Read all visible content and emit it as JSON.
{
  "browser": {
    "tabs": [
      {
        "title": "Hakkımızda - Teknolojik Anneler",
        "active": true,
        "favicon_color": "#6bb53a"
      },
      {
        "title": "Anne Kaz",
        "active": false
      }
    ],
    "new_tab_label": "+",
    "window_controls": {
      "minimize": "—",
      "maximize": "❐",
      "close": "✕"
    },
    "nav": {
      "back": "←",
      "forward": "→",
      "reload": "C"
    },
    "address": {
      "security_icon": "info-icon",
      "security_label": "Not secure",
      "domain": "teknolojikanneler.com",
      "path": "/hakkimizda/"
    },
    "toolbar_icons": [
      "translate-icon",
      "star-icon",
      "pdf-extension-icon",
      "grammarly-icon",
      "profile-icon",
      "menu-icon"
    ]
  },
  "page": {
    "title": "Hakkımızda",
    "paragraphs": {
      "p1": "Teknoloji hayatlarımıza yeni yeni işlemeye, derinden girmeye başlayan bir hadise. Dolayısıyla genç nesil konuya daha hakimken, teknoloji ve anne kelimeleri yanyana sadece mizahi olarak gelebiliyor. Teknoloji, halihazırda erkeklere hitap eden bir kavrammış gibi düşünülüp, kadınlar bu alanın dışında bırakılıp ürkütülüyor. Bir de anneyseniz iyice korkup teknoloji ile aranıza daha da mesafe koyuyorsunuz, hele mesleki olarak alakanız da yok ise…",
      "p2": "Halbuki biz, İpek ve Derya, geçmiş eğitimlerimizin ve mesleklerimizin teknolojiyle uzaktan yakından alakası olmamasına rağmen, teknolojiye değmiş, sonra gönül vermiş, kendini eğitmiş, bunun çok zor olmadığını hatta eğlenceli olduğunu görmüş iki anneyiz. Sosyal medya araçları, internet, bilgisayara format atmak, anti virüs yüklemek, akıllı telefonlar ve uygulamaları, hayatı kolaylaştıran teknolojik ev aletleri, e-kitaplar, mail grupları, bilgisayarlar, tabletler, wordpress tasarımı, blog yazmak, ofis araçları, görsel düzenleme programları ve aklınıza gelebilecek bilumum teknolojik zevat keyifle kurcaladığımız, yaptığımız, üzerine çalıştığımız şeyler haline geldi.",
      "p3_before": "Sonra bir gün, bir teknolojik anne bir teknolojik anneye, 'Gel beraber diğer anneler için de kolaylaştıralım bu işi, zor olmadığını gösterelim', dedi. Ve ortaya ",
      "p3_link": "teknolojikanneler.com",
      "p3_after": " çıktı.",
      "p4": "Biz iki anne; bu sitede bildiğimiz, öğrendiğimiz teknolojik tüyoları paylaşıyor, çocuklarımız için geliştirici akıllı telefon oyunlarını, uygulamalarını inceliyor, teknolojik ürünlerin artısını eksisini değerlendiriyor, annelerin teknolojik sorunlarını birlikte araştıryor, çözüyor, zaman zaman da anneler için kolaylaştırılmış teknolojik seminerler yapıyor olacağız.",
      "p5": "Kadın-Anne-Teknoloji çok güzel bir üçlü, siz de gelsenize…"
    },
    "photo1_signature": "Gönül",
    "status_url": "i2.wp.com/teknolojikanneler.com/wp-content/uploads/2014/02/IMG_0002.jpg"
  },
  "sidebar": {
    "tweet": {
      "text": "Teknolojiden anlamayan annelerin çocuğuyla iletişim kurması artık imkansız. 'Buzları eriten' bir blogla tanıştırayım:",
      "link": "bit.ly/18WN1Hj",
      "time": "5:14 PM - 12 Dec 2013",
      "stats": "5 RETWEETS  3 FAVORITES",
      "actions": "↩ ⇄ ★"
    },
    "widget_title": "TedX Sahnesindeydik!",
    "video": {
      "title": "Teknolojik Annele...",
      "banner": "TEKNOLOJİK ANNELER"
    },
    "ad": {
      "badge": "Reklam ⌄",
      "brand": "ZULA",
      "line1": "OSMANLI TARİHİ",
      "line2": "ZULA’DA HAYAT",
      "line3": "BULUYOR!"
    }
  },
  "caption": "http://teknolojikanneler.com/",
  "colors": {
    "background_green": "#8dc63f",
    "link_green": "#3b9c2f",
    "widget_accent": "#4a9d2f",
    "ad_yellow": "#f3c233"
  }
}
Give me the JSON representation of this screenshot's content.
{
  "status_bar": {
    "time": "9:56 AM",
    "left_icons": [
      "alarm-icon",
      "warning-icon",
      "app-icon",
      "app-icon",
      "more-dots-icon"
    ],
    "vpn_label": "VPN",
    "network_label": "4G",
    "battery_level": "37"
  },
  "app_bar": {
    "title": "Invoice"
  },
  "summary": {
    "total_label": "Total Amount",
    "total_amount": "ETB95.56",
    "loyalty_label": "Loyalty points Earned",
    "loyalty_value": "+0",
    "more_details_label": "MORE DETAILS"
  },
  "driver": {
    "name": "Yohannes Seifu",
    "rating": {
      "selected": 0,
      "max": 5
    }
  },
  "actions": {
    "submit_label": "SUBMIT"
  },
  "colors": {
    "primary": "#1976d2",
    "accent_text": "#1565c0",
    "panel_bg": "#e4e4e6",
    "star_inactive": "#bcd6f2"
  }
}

※

**SHORT EXERCISE:** Working from the listing above, pick out every line that has "content" and copy it.

**FINISHED TASK:**
Read all visible content and emit it as JSON.
    "status_url": "i2.wp.com/teknolojikanneler.com/wp-content/uploads/2014/02/IMG_0002.jpg"
Give me the JSON representation of this screenshot's content.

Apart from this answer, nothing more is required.